● **TASK OBJECTIVE**
Repeat each line exactly as it is written.
== DATA RECORDS
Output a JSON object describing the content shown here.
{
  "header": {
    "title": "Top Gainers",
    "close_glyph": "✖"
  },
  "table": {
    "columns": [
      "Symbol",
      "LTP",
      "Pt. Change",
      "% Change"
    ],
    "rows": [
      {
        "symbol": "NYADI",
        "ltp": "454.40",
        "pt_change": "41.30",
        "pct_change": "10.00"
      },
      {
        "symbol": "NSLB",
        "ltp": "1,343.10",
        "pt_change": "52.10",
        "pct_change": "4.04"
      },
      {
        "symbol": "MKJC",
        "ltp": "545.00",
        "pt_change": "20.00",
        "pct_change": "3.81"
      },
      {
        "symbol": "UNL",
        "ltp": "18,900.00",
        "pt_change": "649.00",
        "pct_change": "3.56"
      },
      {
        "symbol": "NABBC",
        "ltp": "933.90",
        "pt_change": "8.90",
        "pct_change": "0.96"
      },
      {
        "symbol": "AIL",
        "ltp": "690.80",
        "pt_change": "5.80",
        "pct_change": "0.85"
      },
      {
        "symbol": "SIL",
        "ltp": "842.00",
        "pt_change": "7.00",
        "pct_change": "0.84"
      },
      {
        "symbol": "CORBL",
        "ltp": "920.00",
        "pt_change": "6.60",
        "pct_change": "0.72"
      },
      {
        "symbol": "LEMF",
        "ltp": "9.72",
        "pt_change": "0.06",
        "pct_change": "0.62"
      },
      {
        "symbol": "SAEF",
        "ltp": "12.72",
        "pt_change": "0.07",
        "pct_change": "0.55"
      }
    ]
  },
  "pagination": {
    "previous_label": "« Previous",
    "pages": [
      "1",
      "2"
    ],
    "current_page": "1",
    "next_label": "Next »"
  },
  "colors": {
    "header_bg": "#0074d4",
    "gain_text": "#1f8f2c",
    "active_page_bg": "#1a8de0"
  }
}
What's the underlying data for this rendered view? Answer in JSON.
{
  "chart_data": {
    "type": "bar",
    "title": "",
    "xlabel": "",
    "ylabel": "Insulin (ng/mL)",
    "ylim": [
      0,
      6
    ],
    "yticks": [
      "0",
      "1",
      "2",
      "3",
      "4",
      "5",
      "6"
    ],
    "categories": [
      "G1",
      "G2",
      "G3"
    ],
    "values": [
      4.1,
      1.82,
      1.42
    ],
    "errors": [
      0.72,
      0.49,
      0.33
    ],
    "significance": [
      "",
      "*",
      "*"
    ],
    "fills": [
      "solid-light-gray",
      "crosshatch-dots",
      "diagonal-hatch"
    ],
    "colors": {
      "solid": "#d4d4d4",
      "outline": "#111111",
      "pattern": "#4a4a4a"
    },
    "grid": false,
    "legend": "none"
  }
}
====
● **FINISHED EXERCISE**
Output a JSON object describing the content shown here.
{
  "header": {
    "title": "Top Gainers",
    "close_glyph": "✖"
  },
  "table": {
    "columns": [
      "Symbol",
      "LTP",
      "Pt. Change",
      "% Change"
    ],
    "rows": [
      {
        "symbol": "NYADI",
        "ltp": "454.40",
        "pt_change": "41.30",
        "pct_change": "10.00"
      },
      {
        "symbol": "NSLB",
        "ltp": "1,343.10",
        "pt_change": "52.10",
        "pct_change": "4.04"
      },
      {
        "symbol": "MKJC",
        "ltp": "545.00",
        "pt_change": "20.00",
        "pct_change": "3.81"
      },
      {
        "symbol": "UNL",
        "ltp": "18,900.00",
        "pt_change": "649.00",
        "pct_change": "3.56"
      },
      {
        "symbol": "NABBC",
        "ltp": "933.90",
        "pt_change": "8.90",
        "pct_change": "0.96"
      },
      {
        "symbol": "AIL",
        "ltp": "690.80",
        "pt_change": "5.80",
        "pct_change": "0.85"
      },
      {
        "symbol": "SIL",
        "ltp": "842.00",
        "pt_change": "7.00",
        "pct_change": "0.84"
      },
      {
        "symbol": "CORBL",
        "ltp": "920.00",
        "pt_change": "6.60",
        "pct_change": "0.72"
      },
      {
        "symbol": "LEMF",
        "ltp": "9.72",
        "pt_change": "0.06",
        "pct_change": "0.62"
      },
      {
        "symbol": "SAEF",
        "ltp": "12.72",
        "pt_change": "0.07",
        "pct_change": "0.55"
      }
    ]
  },
  "pagination": {
    "previous_label": "« Previous",
    "pages": [
      "1",
      "2"
    ],
    "current_page": "1",
    "next_label": "Next »"
  },
  "colors": {
    "header_bg": "#0074d4",
    "gain_text": "#1f8f2c",
    "active_page_bg": "#1a8de0"
  }
}
What's the underlying data for this rendered view? Answer in JSON.
{
  "chart_data": {
    "type": "bar",
    "title": "",
    "xlabel": "",
    "ylabel": "Insulin (ng/mL)",
    "ylim": [
      0,
      6
    ],
    "yticks": [
      "0",
      "1",
      "2",
      "3",
      "4",
      "5",
      "6"
    ],
    "categories": [
      "G1",
      "G2",
      "G3"
    ],
    "values": [
      4.1,
      1.82,
      1.42
    ],
    "errors": [
      0.72,
      0.49,
      0.33
    ],
    "significance": [
      "",
      "*",
      "*"
    ],
    "fills": [
      "solid-light-gray",
      "crosshatch-dots",
      "diagonal-hatch"
    ],
    "colors": {
      "solid": "#d4d4d4",
      "outline": "#111111",
      "pattern": "#4a4a4a"
    },
    "grid": false,
    "legend": "none"
  }
}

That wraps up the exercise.